:: THE PROBLEM ::
Read the lines that follow and pick out every one containing the word "quickly".

:: DATA SHOWN ::
.....
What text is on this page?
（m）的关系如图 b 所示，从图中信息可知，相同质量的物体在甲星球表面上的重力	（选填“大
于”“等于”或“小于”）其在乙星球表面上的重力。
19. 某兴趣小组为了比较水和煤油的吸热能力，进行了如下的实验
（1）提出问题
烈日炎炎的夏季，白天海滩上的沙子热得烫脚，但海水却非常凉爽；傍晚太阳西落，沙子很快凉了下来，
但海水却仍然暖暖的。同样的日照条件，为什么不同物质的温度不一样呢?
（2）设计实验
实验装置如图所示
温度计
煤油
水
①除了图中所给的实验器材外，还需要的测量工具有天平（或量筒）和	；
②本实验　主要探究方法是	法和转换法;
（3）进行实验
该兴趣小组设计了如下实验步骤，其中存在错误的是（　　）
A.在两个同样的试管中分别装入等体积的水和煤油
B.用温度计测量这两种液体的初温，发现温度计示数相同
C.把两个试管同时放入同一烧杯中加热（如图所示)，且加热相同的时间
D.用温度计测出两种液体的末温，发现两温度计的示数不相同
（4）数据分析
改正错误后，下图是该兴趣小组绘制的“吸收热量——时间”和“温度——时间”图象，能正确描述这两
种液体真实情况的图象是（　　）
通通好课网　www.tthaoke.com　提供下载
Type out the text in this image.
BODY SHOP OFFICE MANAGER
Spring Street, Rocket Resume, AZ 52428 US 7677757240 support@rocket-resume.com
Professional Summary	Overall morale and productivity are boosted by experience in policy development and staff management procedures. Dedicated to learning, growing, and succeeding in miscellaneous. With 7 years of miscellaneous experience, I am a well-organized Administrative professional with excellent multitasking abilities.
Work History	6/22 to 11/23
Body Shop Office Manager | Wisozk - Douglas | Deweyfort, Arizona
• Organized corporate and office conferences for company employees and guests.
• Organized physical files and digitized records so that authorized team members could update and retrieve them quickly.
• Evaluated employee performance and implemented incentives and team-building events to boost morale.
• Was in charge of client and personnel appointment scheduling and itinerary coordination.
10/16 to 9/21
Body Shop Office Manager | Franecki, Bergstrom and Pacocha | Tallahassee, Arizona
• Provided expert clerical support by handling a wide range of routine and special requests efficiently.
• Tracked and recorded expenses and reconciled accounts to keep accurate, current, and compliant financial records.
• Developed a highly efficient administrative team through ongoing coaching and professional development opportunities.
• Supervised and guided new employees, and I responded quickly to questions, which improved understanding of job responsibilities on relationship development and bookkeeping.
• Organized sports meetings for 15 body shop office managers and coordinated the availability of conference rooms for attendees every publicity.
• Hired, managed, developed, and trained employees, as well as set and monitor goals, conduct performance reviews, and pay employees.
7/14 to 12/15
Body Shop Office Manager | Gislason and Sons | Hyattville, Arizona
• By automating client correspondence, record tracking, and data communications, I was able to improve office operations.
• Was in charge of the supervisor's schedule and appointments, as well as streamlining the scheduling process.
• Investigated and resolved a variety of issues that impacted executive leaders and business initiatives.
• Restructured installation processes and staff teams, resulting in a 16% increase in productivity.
.....
:: EXERCISE ANSWER ::
• Organized physical files and digitized records so that authorized team members could update and retrieve them quickly.
• Supervised and guided new employees, and I responded quickly to questions, which improved understanding of job responsibilities on relationship development and bookkeeping.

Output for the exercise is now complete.